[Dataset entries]
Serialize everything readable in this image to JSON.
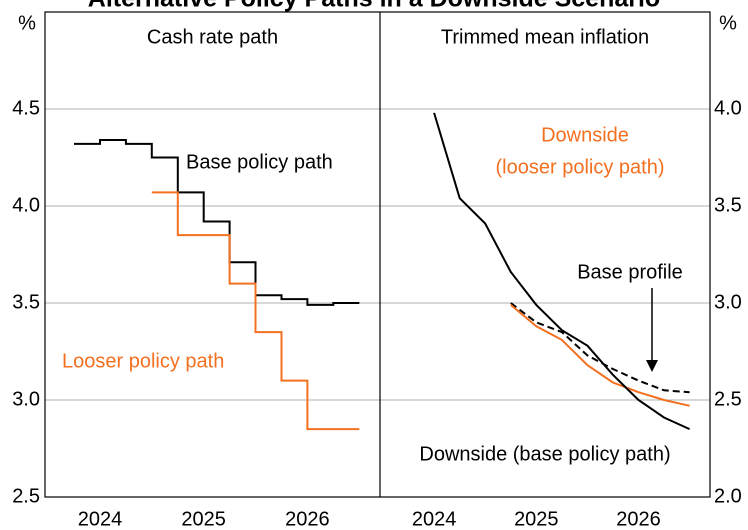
{
  "title": "Alternative Policy Paths in a Downside Scenario",
  "chart_data": [
    {
      "type": "line",
      "step": true,
      "title": "Cash rate path",
      "y_unit": "%",
      "axis_side": "left",
      "xlim": [
        2023.97,
        2027.2
      ],
      "ylim": [
        2.5,
        5.0
      ],
      "yticks": [
        2.5,
        {
          "value": 3,
          "label": "3.0"
        },
        3.5,
        {
          "value": 4,
          "label": "4.0"
        },
        4.5
      ],
      "xticks": [
        {
          "value": 2024.5,
          "label": "2024"
        },
        {
          "value": 2025.5,
          "label": "2025"
        },
        {
          "value": 2026.5,
          "label": "2026"
        }
      ],
      "grid": true,
      "series": [
        {
          "name": "Base policy path",
          "color": "#000000",
          "x": [
            2024.25,
            2024.5,
            2024.75,
            2025.0,
            2025.25,
            2025.5,
            2025.75,
            2026.0,
            2026.25,
            2026.5,
            2026.75,
            2027.0
          ],
          "values": [
            4.32,
            4.34,
            4.32,
            4.25,
            4.07,
            3.92,
            3.71,
            3.54,
            3.52,
            3.49,
            3.5,
            3.5
          ]
        },
        {
          "name": "Looser policy path",
          "color": "#f37021",
          "x": [
            2025.0,
            2025.25,
            2025.75,
            2026.0,
            2026.25,
            2026.5,
            2027.0
          ],
          "values": [
            4.07,
            3.85,
            3.6,
            3.35,
            3.1,
            2.85,
            2.85
          ]
        }
      ]
    },
    {
      "type": "line",
      "step": false,
      "title": "Trimmed mean inflation",
      "y_unit": "%",
      "axis_side": "right",
      "xlim": [
        2023.97,
        2027.2
      ],
      "ylim": [
        2.0,
        4.5
      ],
      "yticks": [
        {
          "value": 2,
          "label": "2.0"
        },
        2.5,
        {
          "value": 3,
          "label": "3.0"
        },
        3.5,
        {
          "value": 4,
          "label": "4.0"
        }
      ],
      "xticks": [
        {
          "value": 2024.5,
          "label": "2024"
        },
        {
          "value": 2025.5,
          "label": "2025"
        },
        {
          "value": 2026.5,
          "label": "2026"
        }
      ],
      "grid": true,
      "series": [
        {
          "name": "Base profile",
          "color": "#000000",
          "dashed": true,
          "x": [
            2025.25,
            2025.5,
            2025.75,
            2026.0,
            2026.25,
            2026.5,
            2026.75,
            2027.0
          ],
          "values": [
            3.0,
            2.9,
            2.85,
            2.73,
            2.66,
            2.6,
            2.55,
            2.54
          ]
        },
        {
          "name": "Downside (looser policy path)",
          "color": "#f37021",
          "dashed": false,
          "x": [
            2025.25,
            2025.5,
            2025.75,
            2026.0,
            2026.25,
            2026.5,
            2026.75,
            2027.0
          ],
          "values": [
            2.99,
            2.88,
            2.81,
            2.68,
            2.59,
            2.54,
            2.5,
            2.47
          ]
        },
        {
          "name": "Downside (base policy path)",
          "color": "#000000",
          "dashed": false,
          "x": [
            2024.5,
            2024.75,
            2025.0,
            2025.25,
            2025.5,
            2025.75,
            2026.0,
            2026.25,
            2026.5,
            2026.75,
            2027.0
          ],
          "values": [
            3.98,
            3.54,
            3.41,
            3.16,
            2.99,
            2.86,
            2.78,
            2.63,
            2.5,
            2.41,
            2.35
          ]
        }
      ],
      "annotations": [
        "Downside",
        "(looser policy path)"
      ]
    }
  ]
}
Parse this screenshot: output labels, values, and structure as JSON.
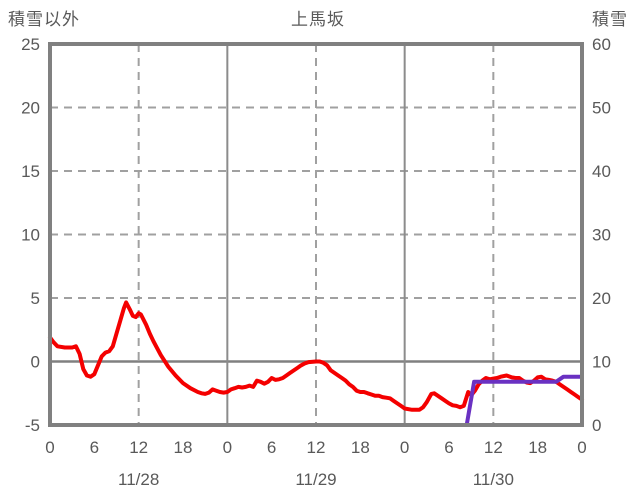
{
  "title": "上馬坂",
  "left_axis": {
    "label": "積雪以外",
    "min": -5,
    "max": 25,
    "ticks": [
      25,
      20,
      15,
      10,
      5,
      0,
      -5
    ]
  },
  "right_axis": {
    "label": "積雪",
    "min": 0,
    "max": 60,
    "ticks": [
      60,
      50,
      40,
      30,
      20,
      10,
      0
    ]
  },
  "x_axis": {
    "hours_total": 72,
    "tick_step_hours": 6,
    "hour_tick_labels": [
      "0",
      "6",
      "12",
      "18",
      "0",
      "6",
      "12",
      "18",
      "0",
      "6",
      "12",
      "18",
      "0"
    ],
    "date_labels": [
      "11/28",
      "11/29",
      "11/30"
    ],
    "noon_hours": [
      12,
      36,
      60
    ],
    "midnight_hours": [
      24,
      48
    ]
  },
  "colors": {
    "text_gray": "#595959",
    "frame_gray": "#808080",
    "grid_dashed_gray": "#a0a0a0",
    "grid_solid_gray": "#8c8c8c",
    "zero_line_gray": "#808080",
    "temperature_red": "#f40000",
    "snow_purple": "#6a31c2"
  },
  "chart_data": {
    "type": "line",
    "title": "上馬坂",
    "xlabel": "",
    "ylabel_left": "積雪以外",
    "ylabel_right": "積雪",
    "x_unit": "hours since 11/28 00:00",
    "ylim_left": [
      -5,
      25
    ],
    "ylim_right": [
      0,
      60
    ],
    "grid": "on",
    "legend": "none",
    "series": [
      {
        "name": "積雪以外",
        "axis": "left",
        "color": "#f40000",
        "points": [
          [
            0,
            1.9
          ],
          [
            0.5,
            1.5
          ],
          [
            1,
            1.2
          ],
          [
            2,
            1.1
          ],
          [
            3,
            1.1
          ],
          [
            3.5,
            1.2
          ],
          [
            4,
            0.6
          ],
          [
            4.5,
            -0.6
          ],
          [
            5,
            -1.1
          ],
          [
            5.5,
            -1.2
          ],
          [
            6,
            -1.0
          ],
          [
            6.5,
            -0.3
          ],
          [
            7,
            0.4
          ],
          [
            7.5,
            0.7
          ],
          [
            8,
            0.8
          ],
          [
            8.5,
            1.2
          ],
          [
            9,
            2.2
          ],
          [
            9.5,
            3.2
          ],
          [
            10,
            4.2
          ],
          [
            10.3,
            4.65
          ],
          [
            10.8,
            4.1
          ],
          [
            11.2,
            3.6
          ],
          [
            11.6,
            3.5
          ],
          [
            12,
            3.8
          ],
          [
            12.3,
            3.7
          ],
          [
            13,
            2.9
          ],
          [
            13.5,
            2.2
          ],
          [
            14,
            1.6
          ],
          [
            15,
            0.5
          ],
          [
            16,
            -0.4
          ],
          [
            17,
            -1.1
          ],
          [
            18,
            -1.7
          ],
          [
            19,
            -2.1
          ],
          [
            20,
            -2.4
          ],
          [
            20.5,
            -2.5
          ],
          [
            21,
            -2.55
          ],
          [
            21.5,
            -2.45
          ],
          [
            22,
            -2.2
          ],
          [
            22.5,
            -2.3
          ],
          [
            23,
            -2.4
          ],
          [
            23.5,
            -2.45
          ],
          [
            24,
            -2.4
          ],
          [
            24.5,
            -2.2
          ],
          [
            25,
            -2.1
          ],
          [
            25.5,
            -2.0
          ],
          [
            26,
            -2.05
          ],
          [
            26.5,
            -2.0
          ],
          [
            27,
            -1.9
          ],
          [
            27.5,
            -2.0
          ],
          [
            28,
            -1.5
          ],
          [
            28.5,
            -1.6
          ],
          [
            29,
            -1.75
          ],
          [
            29.5,
            -1.6
          ],
          [
            30,
            -1.3
          ],
          [
            30.5,
            -1.45
          ],
          [
            31,
            -1.4
          ],
          [
            31.5,
            -1.3
          ],
          [
            32,
            -1.1
          ],
          [
            32.5,
            -0.9
          ],
          [
            33,
            -0.7
          ],
          [
            33.5,
            -0.5
          ],
          [
            34,
            -0.3
          ],
          [
            34.5,
            -0.15
          ],
          [
            35,
            -0.05
          ],
          [
            36,
            0.0
          ],
          [
            36.5,
            0.0
          ],
          [
            37,
            -0.1
          ],
          [
            37.5,
            -0.3
          ],
          [
            38,
            -0.7
          ],
          [
            39,
            -1.1
          ],
          [
            39.5,
            -1.3
          ],
          [
            40,
            -1.5
          ],
          [
            40.5,
            -1.8
          ],
          [
            41,
            -2.0
          ],
          [
            41.5,
            -2.3
          ],
          [
            42,
            -2.4
          ],
          [
            42.5,
            -2.4
          ],
          [
            43,
            -2.5
          ],
          [
            43.5,
            -2.6
          ],
          [
            44,
            -2.7
          ],
          [
            44.5,
            -2.7
          ],
          [
            45,
            -2.8
          ],
          [
            45.5,
            -2.85
          ],
          [
            46,
            -2.9
          ],
          [
            46.5,
            -3.1
          ],
          [
            47,
            -3.3
          ],
          [
            47.5,
            -3.5
          ],
          [
            48,
            -3.7
          ],
          [
            49,
            -3.8
          ],
          [
            50,
            -3.8
          ],
          [
            50.5,
            -3.6
          ],
          [
            51,
            -3.2
          ],
          [
            51.6,
            -2.55
          ],
          [
            52,
            -2.5
          ],
          [
            52.5,
            -2.7
          ],
          [
            53,
            -2.9
          ],
          [
            53.5,
            -3.1
          ],
          [
            54,
            -3.3
          ],
          [
            54.5,
            -3.45
          ],
          [
            55,
            -3.5
          ],
          [
            55.5,
            -3.6
          ],
          [
            56,
            -3.5
          ],
          [
            56.6,
            -2.4
          ],
          [
            57,
            -2.65
          ],
          [
            57.5,
            -2.3
          ],
          [
            58,
            -1.8
          ],
          [
            58.5,
            -1.5
          ],
          [
            59,
            -1.3
          ],
          [
            59.5,
            -1.4
          ],
          [
            60,
            -1.35
          ],
          [
            60.5,
            -1.3
          ],
          [
            61,
            -1.2
          ],
          [
            61.8,
            -1.1
          ],
          [
            62.5,
            -1.25
          ],
          [
            63,
            -1.3
          ],
          [
            63.5,
            -1.3
          ],
          [
            64,
            -1.5
          ],
          [
            64.5,
            -1.65
          ],
          [
            65,
            -1.7
          ],
          [
            65.5,
            -1.5
          ],
          [
            66,
            -1.25
          ],
          [
            66.5,
            -1.2
          ],
          [
            67,
            -1.4
          ],
          [
            67.5,
            -1.45
          ],
          [
            68,
            -1.5
          ],
          [
            68.5,
            -1.6
          ],
          [
            69,
            -1.8
          ],
          [
            69.5,
            -2.0
          ],
          [
            70,
            -2.2
          ],
          [
            70.5,
            -2.4
          ],
          [
            71,
            -2.6
          ],
          [
            71.5,
            -2.8
          ],
          [
            72,
            -3.0
          ]
        ]
      },
      {
        "name": "積雪",
        "axis": "right",
        "color": "#6a31c2",
        "points": [
          [
            0,
            0
          ],
          [
            56.4,
            0
          ],
          [
            57.4,
            6.8
          ],
          [
            68.5,
            6.8
          ],
          [
            69.5,
            7.6
          ],
          [
            72,
            7.6
          ]
        ]
      }
    ]
  }
}
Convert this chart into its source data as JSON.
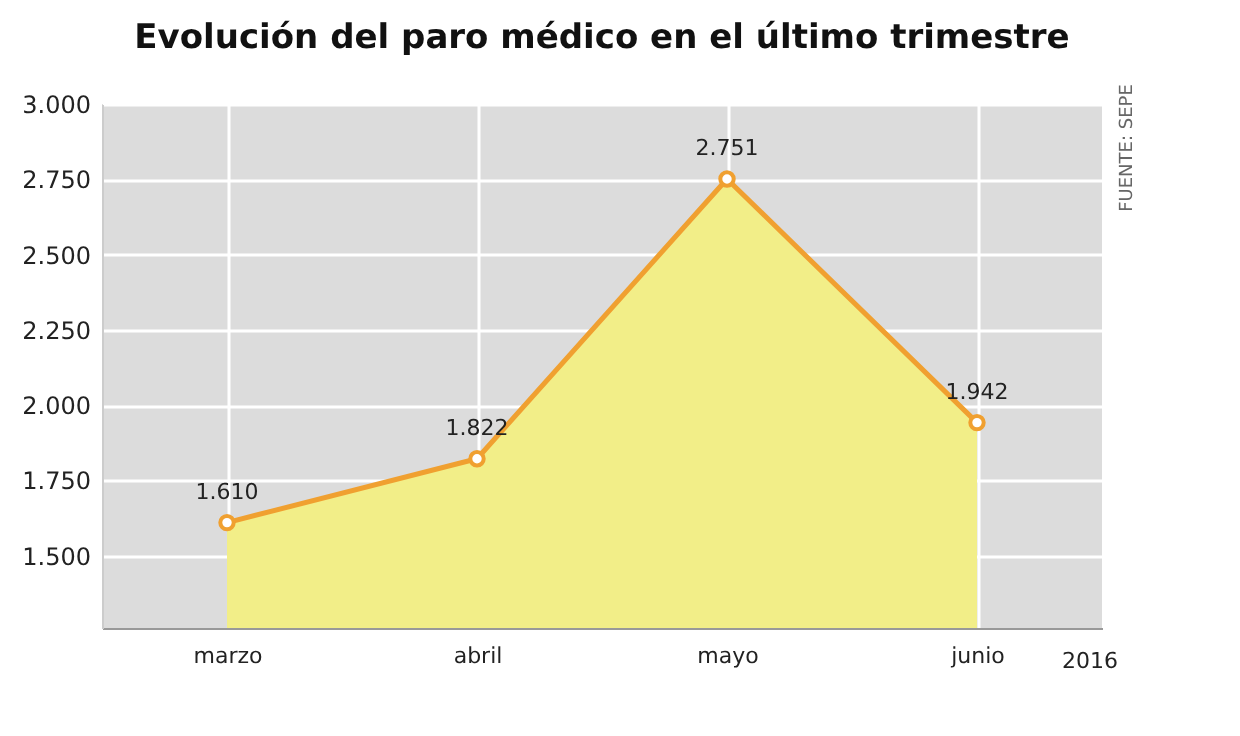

» **YOUR TASK**
Go through the records and show every line with the string "this" in it.

» **THE SOLUTION**
Serialize everything readable in this image to JSON.
Parse this screenshot: output labels, values, and structure as JSON.
Convert this chart into its source data as JSON.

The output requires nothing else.